Page content records:
'''

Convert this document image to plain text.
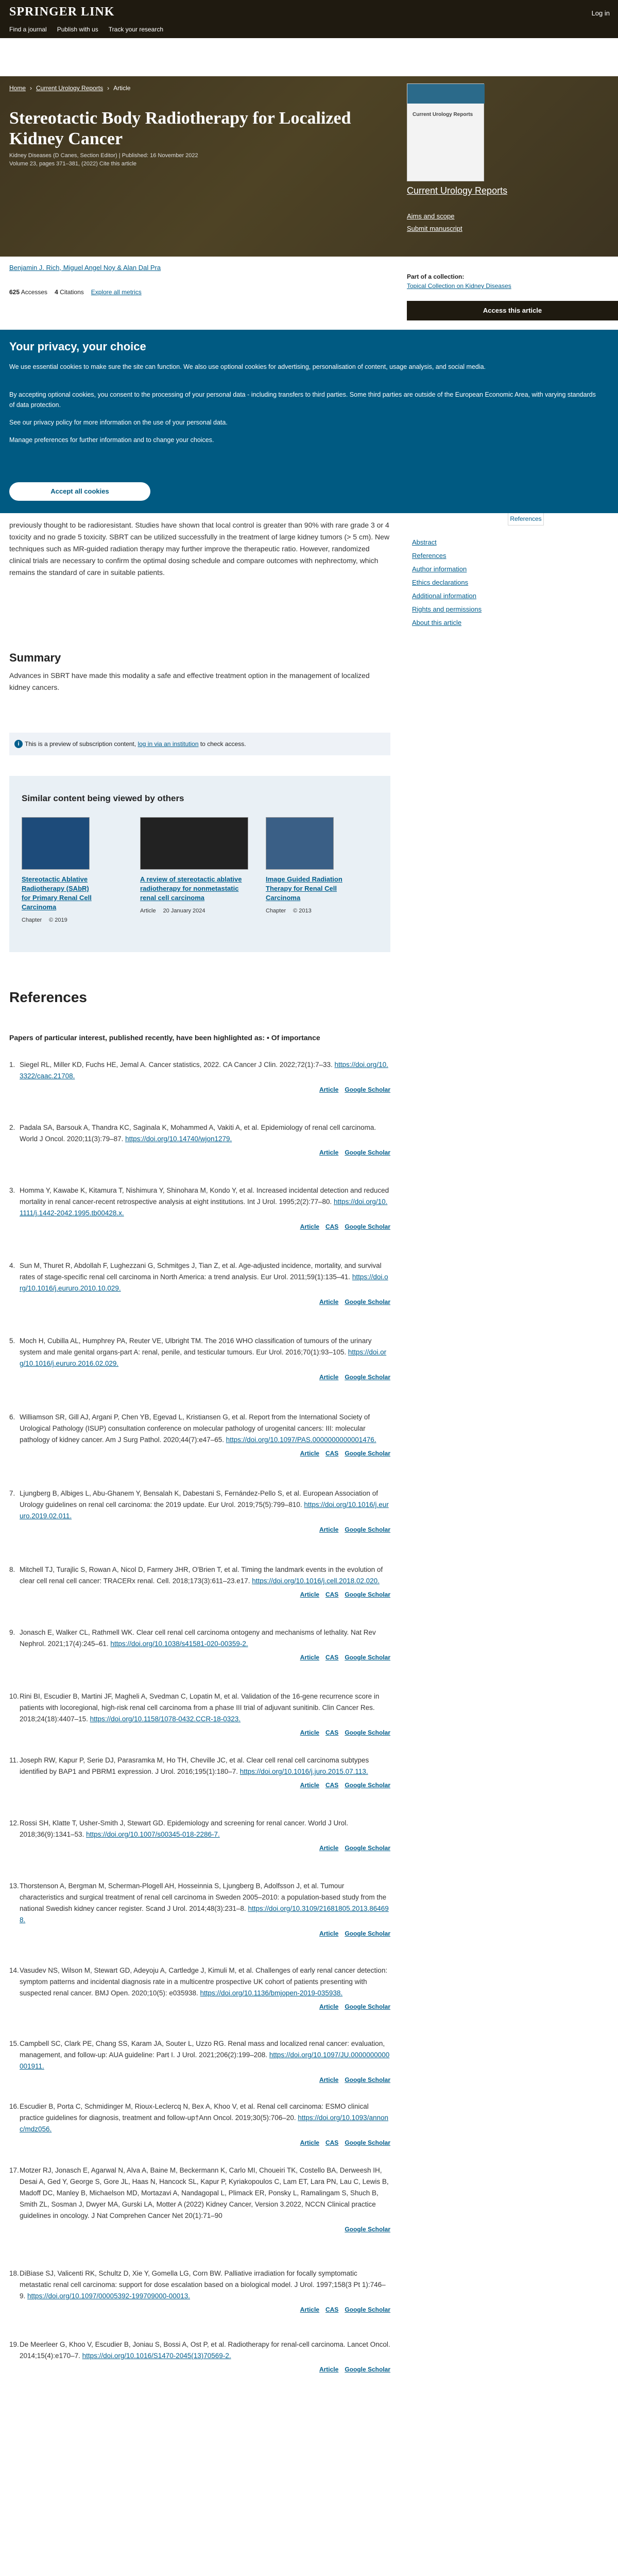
SPRINGER LINK	Log in
Find a journal Publish with us Track your research
Home › Current Urology Reports › Article
Stereotactic Body Radiotherapy for Localized Kidney Cancer
Kidney Diseases (D Canes, Section Editor) | Published: 16 November 2022
Volume 23, pages 371–381, (2022) Cite this article
Current Urology Reports
Current Urology Reports
Aims and scope
Submit manuscript
Benjamin J. Rich, Miguel Angel Noy & Alan Dal Pra
625 Accesses 4 Citations Explore all metrics
Part of a collection:
Topical Collection on Kidney Diseases
Access this article
Your privacy, your choice
We use essential cookies to make sure the site can function. We also use optional cookies for advertising, personalisation of content, usage analysis, and social media.
By accepting optional cookies, you consent to the processing of your personal data - including transfers to third parties. Some third parties are outside of the European Economic Area, with varying standards of data protection.
See our privacy policy for more information on the use of your personal data.
Manage preferences for further information and to change your choices.
Accept all cookies
References
Abstract
References
Author information
Ethics declarations
Additional information
Rights and permissions
About this article
previously thought to be radioresistant. Studies have shown that local control is greater than 90% with rare grade 3 or 4 toxicity and no grade 5 toxicity. SBRT can be utilized successfully in the treatment of large kidney tumors (> 5 cm). New techniques such as MR-guided radiation therapy may further improve the therapeutic ratio. However, randomized clinical trials are necessary to confirm the optimal dosing schedule and compare outcomes with nephrectomy, which remains the standard of care in suitable patients.
Summary
Advances in SBRT have made this modality a safe and effective treatment option in the management of localized kidney cancers.
i This is a preview of subscription content, log in via an institution to check access.
Similar content being viewed by others
Stereotactic Ablative Radiotherapy (SAbR) for Primary Renal Cell Carcinoma
Chapter © 2019
A review of stereotactic ablative radiotherapy for nonmetastatic renal cell carcinoma
Article 20 January 2024
Image Guided Radiation Therapy for Renal Cell Carcinoma
Chapter © 2013
References
Papers of particular interest, published recently, have been highlighted as: • Of importance
1. Siegel RL, Miller KD, Fuchs HE, Jemal A. Cancer statistics, 2022. CA Cancer J Clin. 2022;72(1):7–33. https://doi.org/10.3322/caac.21708.
Article Google Scholar
2. Padala SA, Barsouk A, Thandra KC, Saginala K, Mohammed A, Vakiti A, et al. Epidemiology of renal cell carcinoma. World J Oncol. 2020;11(3):79–87. https://doi.org/10.14740/wjon1279.
Article Google Scholar
3. Homma Y, Kawabe K, Kitamura T, Nishimura Y, Shinohara M, Kondo Y, et al. Increased incidental detection and reduced mortality in renal cancer-recent retrospective analysis at eight institutions. Int J Urol. 1995;2(2):77–80. https://doi.org/10.1111/j.1442-2042.1995.tb00428.x.
Article CAS Google Scholar
4. Sun M, Thuret R, Abdollah F, Lughezzani G, Schmitges J, Tian Z, et al. Age-adjusted incidence, mortality, and survival rates of stage-specific renal cell carcinoma in North America: a trend analysis. Eur Urol. 2011;59(1):135–41. https://doi.org/10.1016/j.eururo.2010.10.029.
Article Google Scholar
5. Moch H, Cubilla AL, Humphrey PA, Reuter VE, Ulbright TM. The 2016 WHO classification of tumours of the urinary system and male genital organs-part A: renal, penile, and testicular tumours. Eur Urol. 2016;70(1):93–105. https://doi.org/10.1016/j.eururo.2016.02.029.
Article Google Scholar
6. Williamson SR, Gill AJ, Argani P, Chen YB, Egevad L, Kristiansen G, et al. Report from the International Society of Urological Pathology (ISUP) consultation conference on molecular pathology of urogenital cancers: III: molecular pathology of kidney cancer. Am J Surg Pathol. 2020;44(7):e47–65. https://doi.org/10.1097/PAS.0000000000001476.
Article CAS Google Scholar
7. Ljungberg B, Albiges L, Abu-Ghanem Y, Bensalah K, Dabestani S, Fernández-Pello S, et al. European Association of Urology guidelines on renal cell carcinoma: the 2019 update. Eur Urol. 2019;75(5):799–810. https://doi.org/10.1016/j.eururo.2019.02.011.
Article Google Scholar
8. Mitchell TJ, Turajlic S, Rowan A, Nicol D, Farmery JHR, O'Brien T, et al. Timing the landmark events in the evolution of clear cell renal cell cancer: TRACERx renal. Cell. 2018;173(3):611–23.e17. https://doi.org/10.1016/j.cell.2018.02.020.
Article CAS Google Scholar
9. Jonasch E, Walker CL, Rathmell WK. Clear cell renal cell carcinoma ontogeny and mechanisms of lethality. Nat Rev Nephrol. 2021;17(4):245–61. https://doi.org/10.1038/s41581-020-00359-2.
Article CAS Google Scholar
10. Rini BI, Escudier B, Martini JF, Magheli A, Svedman C, Lopatin M, et al. Validation of the 16-gene recurrence score in patients with locoregional, high-risk renal cell carcinoma from a phase III trial of adjuvant sunitinib. Clin Cancer Res. 2018;24(18):4407–15. https://doi.org/10.1158/1078-0432.CCR-18-0323.
Article CAS Google Scholar
11. Joseph RW, Kapur P, Serie DJ, Parasramka M, Ho TH, Cheville JC, et al. Clear cell renal cell carcinoma subtypes identified by BAP1 and PBRM1 expression. J Urol. 2016;195(1):180–7. https://doi.org/10.1016/j.juro.2015.07.113.
Article CAS Google Scholar
12. Rossi SH, Klatte T, Usher-Smith J, Stewart GD. Epidemiology and screening for renal cancer. World J Urol. 2018;36(9):1341–53. https://doi.org/10.1007/s00345-018-2286-7.
Article Google Scholar
13. Thorstenson A, Bergman M, Scherman-Plogell AH, Hosseinnia S, Ljungberg B, Adolfsson J, et al. Tumour characteristics and surgical treatment of renal cell carcinoma in Sweden 2005–2010: a population-based study from the national Swedish kidney cancer register. Scand J Urol. 2014;48(3):231–8. https://doi.org/10.3109/21681805.2013.864698.
Article Google Scholar
14. Vasudev NS, Wilson M, Stewart GD, Adeyoju A, Cartledge J, Kimuli M, et al. Challenges of early renal cancer detection: symptom patterns and incidental diagnosis rate in a multicentre prospective UK cohort of patients presenting with suspected renal cancer. BMJ Open. 2020;10(5): e035938. https://doi.org/10.1136/bmjopen-2019-035938.
Article Google Scholar
15. Campbell SC, Clark PE, Chang SS, Karam JA, Souter L, Uzzo RG. Renal mass and localized renal cancer: evaluation, management, and follow-up: AUA guideline: Part I. J Urol. 2021;206(2):199–208. https://doi.org/10.1097/JU.0000000000001911.
Article Google Scholar
16. Escudier B, Porta C, Schmidinger M, Rioux-Leclercq N, Bex A, Khoo V, et al. Renal cell carcinoma: ESMO clinical practice guidelines for diagnosis, treatment and follow-up†Ann Oncol. 2019;30(5):706–20. https://doi.org/10.1093/annonc/mdz056.
Article CAS Google Scholar
17. Motzer RJ, Jonasch E, Agarwal N, Alva A, Baine M, Beckermann K, Carlo MI, Choueiri TK, Costello BA, Derweesh IH, Desai A, Ged Y, George S, Gore JL, Haas N, Hancock SL, Kapur P, Kyriakopoulos C, Lam ET, Lara PN, Lau C, Lewis B, Madoff DC, Manley B, Michaelson MD, Mortazavi A, Nandagopal L, Plimack ER, Ponsky L, Ramalingam S, Shuch B, Smith ZL, Sosman J, Dwyer MA, Gurski LA, Motter A (2022) Kidney Cancer, Version 3.2022, NCCN Clinical practice guidelines in oncology. J Nat Comprehen Cancer Net 20(1):71–90
Google Scholar
18. DiBiase SJ, Valicenti RK, Schultz D, Xie Y, Gomella LG, Corn BW. Palliative irradiation for focally symptomatic metastatic renal cell carcinoma: support for dose escalation based on a biological model. J Urol. 1997;158(3 Pt 1):746–9. https://doi.org/10.1097/00005392-199709000-00013.
Article CAS Google Scholar
19. De Meerleer G, Khoo V, Escudier B, Joniau S, Bossi A, Ost P, et al. Radiotherapy for renal-cell carcinoma. Lancet Oncol. 2014;15(4):e170–7. https://doi.org/10.1016/S1470-2045(13)70569-2.
Article Google Scholar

'''

_What is expected_
Count the lines above that contain "cookies", and give only the number.

_Task answer_
3